◆ Given exercise ◆
Transcribe each record below word for word.

Extracted records:
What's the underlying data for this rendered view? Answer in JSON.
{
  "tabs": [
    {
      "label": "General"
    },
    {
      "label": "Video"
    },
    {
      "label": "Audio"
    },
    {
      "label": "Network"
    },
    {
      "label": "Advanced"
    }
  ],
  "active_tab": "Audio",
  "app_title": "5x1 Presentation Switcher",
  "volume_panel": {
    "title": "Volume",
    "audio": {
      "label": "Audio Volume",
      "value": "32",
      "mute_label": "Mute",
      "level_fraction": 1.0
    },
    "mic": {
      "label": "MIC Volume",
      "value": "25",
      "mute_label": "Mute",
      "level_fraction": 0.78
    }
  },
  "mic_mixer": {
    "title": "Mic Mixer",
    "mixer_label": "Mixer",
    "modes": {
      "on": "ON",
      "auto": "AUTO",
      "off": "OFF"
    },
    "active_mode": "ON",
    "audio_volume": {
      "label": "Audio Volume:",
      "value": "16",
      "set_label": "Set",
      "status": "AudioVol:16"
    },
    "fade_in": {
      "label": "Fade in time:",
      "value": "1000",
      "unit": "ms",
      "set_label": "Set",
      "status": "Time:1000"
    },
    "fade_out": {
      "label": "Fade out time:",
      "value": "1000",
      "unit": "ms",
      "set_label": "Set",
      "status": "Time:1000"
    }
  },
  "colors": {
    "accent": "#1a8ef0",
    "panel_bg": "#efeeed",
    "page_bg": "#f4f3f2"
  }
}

◆ Solution to the exercise ◆
What's the underlying data for this rendered view? Answer in JSON.
{
  "tabs": [
    {
      "label": "General"
    },
    {
      "label": "Video"
    },
    {
      "label": "Audio"
    },
    {
      "label": "Network"
    },
    {
      "label": "Advanced"
    }
  ],
  "active_tab": "Audio",
  "app_title": "5x1 Presentation Switcher",
  "volume_panel": {
    "title": "Volume",
    "audio": {
      "label": "Audio Volume",
      "value": "32",
      "mute_label": "Mute",
      "level_fraction": 1.0
    },
    "mic": {
      "label": "MIC Volume",
      "value": "25",
      "mute_label": "Mute",
      "level_fraction": 0.78
    }
  },
  "mic_mixer": {
    "title": "Mic Mixer",
    "mixer_label": "Mixer",
    "modes": {
      "on": "ON",
      "auto": "AUTO",
      "off": "OFF"
    },
    "active_mode": "ON",
    "audio_volume": {
      "label": "Audio Volume:",
      "value": "16",
      "set_label": "Set",
      "status": "AudioVol:16"
    },
    "fade_in": {
      "label": "Fade in time:",
      "value": "1000",
      "unit": "ms",
      "set_label": "Set",
      "status": "Time:1000"
    },
    "fade_out": {
      "label": "Fade out time:",
      "value": "1000",
      "unit": "ms",
      "set_label": "Set",
      "status": "Time:1000"
    }
  },
  "colors": {
    "accent": "#1a8ef0",
    "panel_bg": "#efeeed",
    "page_bg": "#f4f3f2"
  }
}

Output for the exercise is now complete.